### WHAT YOU HAVE TO DO
Pull out every line in the data that has the string "Writer" in it.

──────── ENTRIES PROVIDED ────────

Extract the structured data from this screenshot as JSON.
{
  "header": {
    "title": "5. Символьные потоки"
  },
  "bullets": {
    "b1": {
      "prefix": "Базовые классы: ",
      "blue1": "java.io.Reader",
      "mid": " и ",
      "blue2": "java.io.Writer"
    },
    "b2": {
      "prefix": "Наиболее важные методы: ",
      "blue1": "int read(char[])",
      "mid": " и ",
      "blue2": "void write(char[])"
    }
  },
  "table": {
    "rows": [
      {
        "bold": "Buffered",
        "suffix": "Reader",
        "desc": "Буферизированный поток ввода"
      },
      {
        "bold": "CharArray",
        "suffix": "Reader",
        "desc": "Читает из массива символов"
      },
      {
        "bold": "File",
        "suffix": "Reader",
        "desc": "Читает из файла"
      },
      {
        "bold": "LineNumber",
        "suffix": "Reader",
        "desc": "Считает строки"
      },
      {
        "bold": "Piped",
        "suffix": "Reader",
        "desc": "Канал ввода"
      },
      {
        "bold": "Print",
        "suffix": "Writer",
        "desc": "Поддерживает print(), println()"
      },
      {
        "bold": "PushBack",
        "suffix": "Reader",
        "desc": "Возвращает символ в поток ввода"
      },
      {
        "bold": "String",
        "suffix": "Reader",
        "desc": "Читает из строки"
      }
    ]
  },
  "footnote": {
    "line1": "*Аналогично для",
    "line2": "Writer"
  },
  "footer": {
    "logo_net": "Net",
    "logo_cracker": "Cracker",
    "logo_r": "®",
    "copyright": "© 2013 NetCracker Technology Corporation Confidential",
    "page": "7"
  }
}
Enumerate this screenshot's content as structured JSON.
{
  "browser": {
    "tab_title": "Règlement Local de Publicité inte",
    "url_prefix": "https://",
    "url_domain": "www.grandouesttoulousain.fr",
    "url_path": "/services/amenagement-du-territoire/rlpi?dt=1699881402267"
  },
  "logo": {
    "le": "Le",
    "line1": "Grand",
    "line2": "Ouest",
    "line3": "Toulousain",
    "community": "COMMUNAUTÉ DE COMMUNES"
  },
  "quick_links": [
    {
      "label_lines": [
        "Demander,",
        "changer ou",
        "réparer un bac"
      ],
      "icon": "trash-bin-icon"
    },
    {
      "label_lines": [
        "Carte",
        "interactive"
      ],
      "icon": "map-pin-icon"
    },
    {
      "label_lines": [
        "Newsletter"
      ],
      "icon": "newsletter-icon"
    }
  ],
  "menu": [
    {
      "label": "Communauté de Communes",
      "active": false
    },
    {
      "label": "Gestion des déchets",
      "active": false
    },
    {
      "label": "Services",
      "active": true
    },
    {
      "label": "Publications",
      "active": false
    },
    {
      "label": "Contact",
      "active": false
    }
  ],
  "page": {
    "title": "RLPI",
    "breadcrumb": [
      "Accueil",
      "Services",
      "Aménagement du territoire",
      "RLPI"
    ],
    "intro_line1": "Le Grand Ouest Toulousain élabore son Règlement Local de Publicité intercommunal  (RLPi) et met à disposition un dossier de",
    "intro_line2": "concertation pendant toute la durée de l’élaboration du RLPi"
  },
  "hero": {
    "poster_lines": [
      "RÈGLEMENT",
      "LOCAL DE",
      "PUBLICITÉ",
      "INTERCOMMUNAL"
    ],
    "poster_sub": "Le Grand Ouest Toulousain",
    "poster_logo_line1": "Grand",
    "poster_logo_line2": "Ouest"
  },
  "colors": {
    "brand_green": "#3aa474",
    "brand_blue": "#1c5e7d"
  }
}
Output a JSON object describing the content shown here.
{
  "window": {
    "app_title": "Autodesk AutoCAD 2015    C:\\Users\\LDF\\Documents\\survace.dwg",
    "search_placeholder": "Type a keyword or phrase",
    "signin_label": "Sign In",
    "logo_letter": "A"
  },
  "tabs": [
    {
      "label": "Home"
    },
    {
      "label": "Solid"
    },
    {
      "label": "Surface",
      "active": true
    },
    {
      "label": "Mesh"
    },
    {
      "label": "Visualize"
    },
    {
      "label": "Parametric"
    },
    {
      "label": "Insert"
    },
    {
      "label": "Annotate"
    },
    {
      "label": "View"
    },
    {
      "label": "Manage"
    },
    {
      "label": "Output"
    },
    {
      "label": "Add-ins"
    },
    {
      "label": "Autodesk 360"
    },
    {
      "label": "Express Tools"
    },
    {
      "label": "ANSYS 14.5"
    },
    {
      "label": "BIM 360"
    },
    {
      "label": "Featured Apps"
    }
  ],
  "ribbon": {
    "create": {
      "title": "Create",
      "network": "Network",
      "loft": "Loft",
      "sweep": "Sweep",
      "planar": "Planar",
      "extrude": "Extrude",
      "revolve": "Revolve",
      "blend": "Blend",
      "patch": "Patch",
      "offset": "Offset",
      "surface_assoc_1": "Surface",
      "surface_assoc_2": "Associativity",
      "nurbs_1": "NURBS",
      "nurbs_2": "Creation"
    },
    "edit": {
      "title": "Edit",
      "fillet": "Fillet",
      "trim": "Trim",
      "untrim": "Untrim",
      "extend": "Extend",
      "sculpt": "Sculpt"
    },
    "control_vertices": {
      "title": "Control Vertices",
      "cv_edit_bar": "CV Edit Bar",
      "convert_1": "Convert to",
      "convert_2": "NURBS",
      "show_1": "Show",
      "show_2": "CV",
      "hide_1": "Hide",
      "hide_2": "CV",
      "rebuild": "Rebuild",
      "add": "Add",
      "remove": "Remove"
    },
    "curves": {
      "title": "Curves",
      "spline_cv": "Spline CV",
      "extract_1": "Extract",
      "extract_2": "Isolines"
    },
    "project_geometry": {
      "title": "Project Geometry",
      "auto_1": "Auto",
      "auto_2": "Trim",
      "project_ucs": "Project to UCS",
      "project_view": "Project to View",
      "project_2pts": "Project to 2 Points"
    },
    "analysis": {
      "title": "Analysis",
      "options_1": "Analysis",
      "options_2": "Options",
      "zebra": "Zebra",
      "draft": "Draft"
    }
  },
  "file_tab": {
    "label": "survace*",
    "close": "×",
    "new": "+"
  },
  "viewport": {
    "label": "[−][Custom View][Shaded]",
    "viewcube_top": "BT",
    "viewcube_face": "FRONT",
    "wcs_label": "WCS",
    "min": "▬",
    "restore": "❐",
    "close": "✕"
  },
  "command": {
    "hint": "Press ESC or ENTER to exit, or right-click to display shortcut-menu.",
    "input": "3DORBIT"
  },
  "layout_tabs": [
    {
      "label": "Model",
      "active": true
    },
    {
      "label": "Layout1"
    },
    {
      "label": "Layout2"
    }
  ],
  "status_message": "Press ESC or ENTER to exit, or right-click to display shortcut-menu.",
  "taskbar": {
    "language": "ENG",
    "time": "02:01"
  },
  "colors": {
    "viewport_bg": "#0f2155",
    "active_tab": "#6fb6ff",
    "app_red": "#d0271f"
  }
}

────────

### EXERCISE OUTPUT
      "blue2": "java.io.Writer"
        "suffix": "Writer",
    "line2": "Writer"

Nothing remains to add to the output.